▶ **EXERCISE TASK**
Write out every record in full, exactly as written, please.
===== SUPPLIED MATERIAL
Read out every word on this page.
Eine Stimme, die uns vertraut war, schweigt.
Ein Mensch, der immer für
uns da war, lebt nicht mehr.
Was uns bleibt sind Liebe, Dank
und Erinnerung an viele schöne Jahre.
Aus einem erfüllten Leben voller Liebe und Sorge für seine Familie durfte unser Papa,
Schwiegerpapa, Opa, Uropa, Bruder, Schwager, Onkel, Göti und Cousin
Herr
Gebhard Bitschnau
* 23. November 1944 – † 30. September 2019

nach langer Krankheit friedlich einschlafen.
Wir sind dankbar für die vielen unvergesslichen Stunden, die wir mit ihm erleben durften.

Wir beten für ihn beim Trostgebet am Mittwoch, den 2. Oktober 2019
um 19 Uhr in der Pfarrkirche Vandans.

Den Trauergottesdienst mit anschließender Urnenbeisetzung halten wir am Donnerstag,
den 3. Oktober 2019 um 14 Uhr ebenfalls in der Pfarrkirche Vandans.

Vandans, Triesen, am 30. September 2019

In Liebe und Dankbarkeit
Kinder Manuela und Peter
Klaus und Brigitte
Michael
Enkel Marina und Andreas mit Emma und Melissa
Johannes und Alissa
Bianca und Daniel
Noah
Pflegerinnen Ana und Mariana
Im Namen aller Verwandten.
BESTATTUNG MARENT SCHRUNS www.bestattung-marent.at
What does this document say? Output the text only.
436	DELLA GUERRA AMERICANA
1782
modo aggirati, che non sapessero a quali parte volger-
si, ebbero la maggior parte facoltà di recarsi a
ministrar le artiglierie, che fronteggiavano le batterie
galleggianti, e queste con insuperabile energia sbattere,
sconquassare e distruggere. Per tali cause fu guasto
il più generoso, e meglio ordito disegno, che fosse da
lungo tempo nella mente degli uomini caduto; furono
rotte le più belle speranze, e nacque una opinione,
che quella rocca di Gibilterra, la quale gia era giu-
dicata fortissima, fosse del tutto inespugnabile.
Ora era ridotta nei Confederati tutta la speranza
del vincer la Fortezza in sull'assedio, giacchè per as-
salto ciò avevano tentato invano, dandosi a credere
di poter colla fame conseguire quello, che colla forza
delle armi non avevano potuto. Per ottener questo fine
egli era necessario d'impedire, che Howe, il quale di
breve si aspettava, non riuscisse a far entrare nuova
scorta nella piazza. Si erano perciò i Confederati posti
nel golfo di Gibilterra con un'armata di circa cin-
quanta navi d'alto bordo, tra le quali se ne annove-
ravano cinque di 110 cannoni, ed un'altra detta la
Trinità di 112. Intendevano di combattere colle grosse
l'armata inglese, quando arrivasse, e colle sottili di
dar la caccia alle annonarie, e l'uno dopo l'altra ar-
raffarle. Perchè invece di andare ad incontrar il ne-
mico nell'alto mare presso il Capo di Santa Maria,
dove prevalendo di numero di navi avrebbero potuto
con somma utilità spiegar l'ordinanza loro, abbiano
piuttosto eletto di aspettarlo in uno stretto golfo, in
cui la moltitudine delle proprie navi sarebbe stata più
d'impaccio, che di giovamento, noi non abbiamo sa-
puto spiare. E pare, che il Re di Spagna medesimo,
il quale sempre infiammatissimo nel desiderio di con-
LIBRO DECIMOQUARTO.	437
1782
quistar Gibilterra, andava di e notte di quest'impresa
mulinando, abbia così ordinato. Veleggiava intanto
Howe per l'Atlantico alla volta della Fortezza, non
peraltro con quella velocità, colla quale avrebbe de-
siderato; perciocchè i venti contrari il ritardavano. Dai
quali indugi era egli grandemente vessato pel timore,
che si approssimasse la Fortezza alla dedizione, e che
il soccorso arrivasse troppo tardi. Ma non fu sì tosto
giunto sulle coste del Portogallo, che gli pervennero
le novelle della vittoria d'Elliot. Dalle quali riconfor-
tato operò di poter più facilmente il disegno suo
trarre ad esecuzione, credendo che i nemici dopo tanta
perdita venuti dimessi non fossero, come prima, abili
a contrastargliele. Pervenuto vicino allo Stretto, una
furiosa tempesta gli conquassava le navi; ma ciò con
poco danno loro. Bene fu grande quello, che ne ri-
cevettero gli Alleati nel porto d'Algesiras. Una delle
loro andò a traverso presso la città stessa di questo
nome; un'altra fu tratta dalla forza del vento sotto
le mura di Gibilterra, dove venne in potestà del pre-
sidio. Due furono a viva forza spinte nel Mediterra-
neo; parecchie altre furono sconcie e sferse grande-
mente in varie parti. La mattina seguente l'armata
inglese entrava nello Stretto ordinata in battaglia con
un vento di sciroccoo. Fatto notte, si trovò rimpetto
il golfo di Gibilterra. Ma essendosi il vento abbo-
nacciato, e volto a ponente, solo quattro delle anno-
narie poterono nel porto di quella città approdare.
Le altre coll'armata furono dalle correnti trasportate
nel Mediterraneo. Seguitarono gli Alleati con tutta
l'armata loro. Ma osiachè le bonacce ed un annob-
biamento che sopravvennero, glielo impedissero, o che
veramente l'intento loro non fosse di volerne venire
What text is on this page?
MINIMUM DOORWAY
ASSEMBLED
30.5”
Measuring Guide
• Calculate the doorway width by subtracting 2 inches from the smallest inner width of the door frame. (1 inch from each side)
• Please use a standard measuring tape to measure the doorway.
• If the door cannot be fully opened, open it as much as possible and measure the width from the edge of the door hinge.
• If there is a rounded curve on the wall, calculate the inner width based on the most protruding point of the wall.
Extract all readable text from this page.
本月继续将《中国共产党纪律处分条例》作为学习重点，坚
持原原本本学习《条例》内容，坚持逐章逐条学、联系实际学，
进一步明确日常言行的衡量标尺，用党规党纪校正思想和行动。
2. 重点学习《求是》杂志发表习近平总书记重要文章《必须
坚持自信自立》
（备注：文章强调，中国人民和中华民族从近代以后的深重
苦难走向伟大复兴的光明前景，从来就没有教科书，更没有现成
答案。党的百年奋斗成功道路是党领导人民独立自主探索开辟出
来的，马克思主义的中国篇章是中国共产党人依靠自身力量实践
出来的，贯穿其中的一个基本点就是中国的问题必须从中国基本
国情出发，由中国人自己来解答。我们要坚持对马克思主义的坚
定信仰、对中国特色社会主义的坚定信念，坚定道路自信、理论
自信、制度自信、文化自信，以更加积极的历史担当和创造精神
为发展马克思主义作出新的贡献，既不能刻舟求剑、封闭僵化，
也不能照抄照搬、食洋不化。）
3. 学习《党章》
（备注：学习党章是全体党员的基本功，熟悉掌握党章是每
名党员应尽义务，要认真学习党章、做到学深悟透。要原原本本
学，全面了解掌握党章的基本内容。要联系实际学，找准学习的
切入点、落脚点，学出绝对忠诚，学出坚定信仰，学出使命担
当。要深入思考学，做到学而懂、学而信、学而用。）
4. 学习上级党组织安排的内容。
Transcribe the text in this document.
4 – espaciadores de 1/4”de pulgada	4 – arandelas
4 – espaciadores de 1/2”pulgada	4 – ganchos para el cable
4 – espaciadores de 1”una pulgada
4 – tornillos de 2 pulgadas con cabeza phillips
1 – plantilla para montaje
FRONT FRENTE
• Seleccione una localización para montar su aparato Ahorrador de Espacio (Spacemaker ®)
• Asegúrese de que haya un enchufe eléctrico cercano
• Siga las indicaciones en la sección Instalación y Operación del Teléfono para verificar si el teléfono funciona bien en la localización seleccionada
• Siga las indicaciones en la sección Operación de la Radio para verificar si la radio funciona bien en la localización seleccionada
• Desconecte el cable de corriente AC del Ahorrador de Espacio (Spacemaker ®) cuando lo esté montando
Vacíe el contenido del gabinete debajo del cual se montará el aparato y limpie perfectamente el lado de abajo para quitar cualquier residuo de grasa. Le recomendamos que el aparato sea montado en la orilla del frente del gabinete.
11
==========
▶ **SOLUTION TO THE EXERCISE**
Read out every word on this page.
Eine Stimme, die uns vertraut war, schweigt.
Ein Mensch, der immer für
uns da war, lebt nicht mehr.
Was uns bleibt sind Liebe, Dank
und Erinnerung an viele schöne Jahre.
Aus einem erfüllten Leben voller Liebe und Sorge für seine Familie durfte unser Papa,
Schwiegerpapa, Opa, Uropa, Bruder, Schwager, Onkel, Göti und Cousin
Herr
Gebhard Bitschnau
* 23. November 1944 – † 30. September 2019

nach langer Krankheit friedlich einschlafen.
Wir sind dankbar für die vielen unvergesslichen Stunden, die wir mit ihm erleben durften.

Wir beten für ihn beim Trostgebet am Mittwoch, den 2. Oktober 2019
um 19 Uhr in der Pfarrkirche Vandans.

Den Trauergottesdienst mit anschließender Urnenbeisetzung halten wir am Donnerstag,
den 3. Oktober 2019 um 14 Uhr ebenfalls in der Pfarrkirche Vandans.

Vandans, Triesen, am 30. September 2019

In Liebe und Dankbarkeit
Kinder Manuela und Peter
Klaus und Brigitte
Michael
Enkel Marina und Andreas mit Emma und Melissa
Johannes und Alissa
Bianca und Daniel
Noah
Pflegerinnen Ana und Mariana
Im Namen aller Verwandten.
BESTATTUNG MARENT SCHRUNS www.bestattung-marent.at
What does this document say? Output the text only.
436	DELLA GUERRA AMERICANA
1782
modo aggirati, che non sapessero a quali parte volger-
si, ebbero la maggior parte facoltà di recarsi a
ministrar le artiglierie, che fronteggiavano le batterie
galleggianti, e queste con insuperabile energia sbattere,
sconquassare e distruggere. Per tali cause fu guasto
il più generoso, e meglio ordito disegno, che fosse da
lungo tempo nella mente degli uomini caduto; furono
rotte le più belle speranze, e nacque una opinione,
che quella rocca di Gibilterra, la quale gia era giu-
dicata fortissima, fosse del tutto inespugnabile.
Ora era ridotta nei Confederati tutta la speranza
del vincer la Fortezza in sull'assedio, giacchè per as-
salto ciò avevano tentato invano, dandosi a credere
di poter colla fame conseguire quello, che colla forza
delle armi non avevano potuto. Per ottener questo fine
egli era necessario d'impedire, che Howe, il quale di
breve si aspettava, non riuscisse a far entrare nuova
scorta nella piazza. Si erano perciò i Confederati posti
nel golfo di Gibilterra con un'armata di circa cin-
quanta navi d'alto bordo, tra le quali se ne annove-
ravano cinque di 110 cannoni, ed un'altra detta la
Trinità di 112. Intendevano di combattere colle grosse
l'armata inglese, quando arrivasse, e colle sottili di
dar la caccia alle annonarie, e l'uno dopo l'altra ar-
raffarle. Perchè invece di andare ad incontrar il ne-
mico nell'alto mare presso il Capo di Santa Maria,
dove prevalendo di numero di navi avrebbero potuto
con somma utilità spiegar l'ordinanza loro, abbiano
piuttosto eletto di aspettarlo in uno stretto golfo, in
cui la moltitudine delle proprie navi sarebbe stata più
d'impaccio, che di giovamento, noi non abbiamo sa-
puto spiare. E pare, che il Re di Spagna medesimo,
il quale sempre infiammatissimo nel desiderio di con-
LIBRO DECIMOQUARTO.	437
1782
quistar Gibilterra, andava di e notte di quest'impresa
mulinando, abbia così ordinato. Veleggiava intanto
Howe per l'Atlantico alla volta della Fortezza, non
peraltro con quella velocità, colla quale avrebbe de-
siderato; perciocchè i venti contrari il ritardavano. Dai
quali indugi era egli grandemente vessato pel timore,
che si approssimasse la Fortezza alla dedizione, e che
il soccorso arrivasse troppo tardi. Ma non fu sì tosto
giunto sulle coste del Portogallo, che gli pervennero
le novelle della vittoria d'Elliot. Dalle quali riconfor-
tato operò di poter più facilmente il disegno suo
trarre ad esecuzione, credendo che i nemici dopo tanta
perdita venuti dimessi non fossero, come prima, abili
a contrastargliele. Pervenuto vicino allo Stretto, una
furiosa tempesta gli conquassava le navi; ma ciò con
poco danno loro. Bene fu grande quello, che ne ri-
cevettero gli Alleati nel porto d'Algesiras. Una delle
loro andò a traverso presso la città stessa di questo
nome; un'altra fu tratta dalla forza del vento sotto
le mura di Gibilterra, dove venne in potestà del pre-
sidio. Due furono a viva forza spinte nel Mediterra-
neo; parecchie altre furono sconcie e sferse grande-
mente in varie parti. La mattina seguente l'armata
inglese entrava nello Stretto ordinata in battaglia con
un vento di sciroccoo. Fatto notte, si trovò rimpetto
il golfo di Gibilterra. Ma essendosi il vento abbo-
nacciato, e volto a ponente, solo quattro delle anno-
narie poterono nel porto di quella città approdare.
Le altre coll'armata furono dalle correnti trasportate
nel Mediterraneo. Seguitarono gli Alleati con tutta
l'armata loro. Ma osiachè le bonacce ed un annob-
biamento che sopravvennero, glielo impedissero, o che
veramente l'intento loro non fosse di volerne venire
What text is on this page?
MINIMUM DOORWAY
ASSEMBLED
30.5”
Measuring Guide
• Calculate the doorway width by subtracting 2 inches from the smallest inner width of the door frame. (1 inch from each side)
• Please use a standard measuring tape to measure the doorway.
• If the door cannot be fully opened, open it as much as possible and measure the width from the edge of the door hinge.
• If there is a rounded curve on the wall, calculate the inner width based on the most protruding point of the wall.
Extract all readable text from this page.
本月继续将《中国共产党纪律处分条例》作为学习重点，坚
持原原本本学习《条例》内容，坚持逐章逐条学、联系实际学，
进一步明确日常言行的衡量标尺，用党规党纪校正思想和行动。
2. 重点学习《求是》杂志发表习近平总书记重要文章《必须
坚持自信自立》
（备注：文章强调，中国人民和中华民族从近代以后的深重
苦难走向伟大复兴的光明前景，从来就没有教科书，更没有现成
答案。党的百年奋斗成功道路是党领导人民独立自主探索开辟出
来的，马克思主义的中国篇章是中国共产党人依靠自身力量实践
出来的，贯穿其中的一个基本点就是中国的问题必须从中国基本
国情出发，由中国人自己来解答。我们要坚持对马克思主义的坚
定信仰、对中国特色社会主义的坚定信念，坚定道路自信、理论
自信、制度自信、文化自信，以更加积极的历史担当和创造精神
为发展马克思主义作出新的贡献，既不能刻舟求剑、封闭僵化，
也不能照抄照搬、食洋不化。）
3. 学习《党章》
（备注：学习党章是全体党员的基本功，熟悉掌握党章是每
名党员应尽义务，要认真学习党章、做到学深悟透。要原原本本
学，全面了解掌握党章的基本内容。要联系实际学，找准学习的
切入点、落脚点，学出绝对忠诚，学出坚定信仰，学出使命担
当。要深入思考学，做到学而懂、学而信、学而用。）
4. 学习上级党组织安排的内容。
Transcribe the text in this document.
4 – espaciadores de 1/4”de pulgada	4 – arandelas
4 – espaciadores de 1/2”pulgada	4 – ganchos para el cable
4 – espaciadores de 1”una pulgada
4 – tornillos de 2 pulgadas con cabeza phillips
1 – plantilla para montaje
FRONT FRENTE
• Seleccione una localización para montar su aparato Ahorrador de Espacio (Spacemaker ®)
• Asegúrese de que haya un enchufe eléctrico cercano
• Siga las indicaciones en la sección Instalación y Operación del Teléfono para verificar si el teléfono funciona bien en la localización seleccionada
• Siga las indicaciones en la sección Operación de la Radio para verificar si la radio funciona bien en la localización seleccionada
• Desconecte el cable de corriente AC del Ahorrador de Espacio (Spacemaker ®) cuando lo esté montando
Vacíe el contenido del gabinete debajo del cual se montará el aparato y limpie perfectamente el lado de abajo para quitar cualquier residuo de grasa. Le recomendamos que el aparato sea montado en la orilla del frente del gabinete.
11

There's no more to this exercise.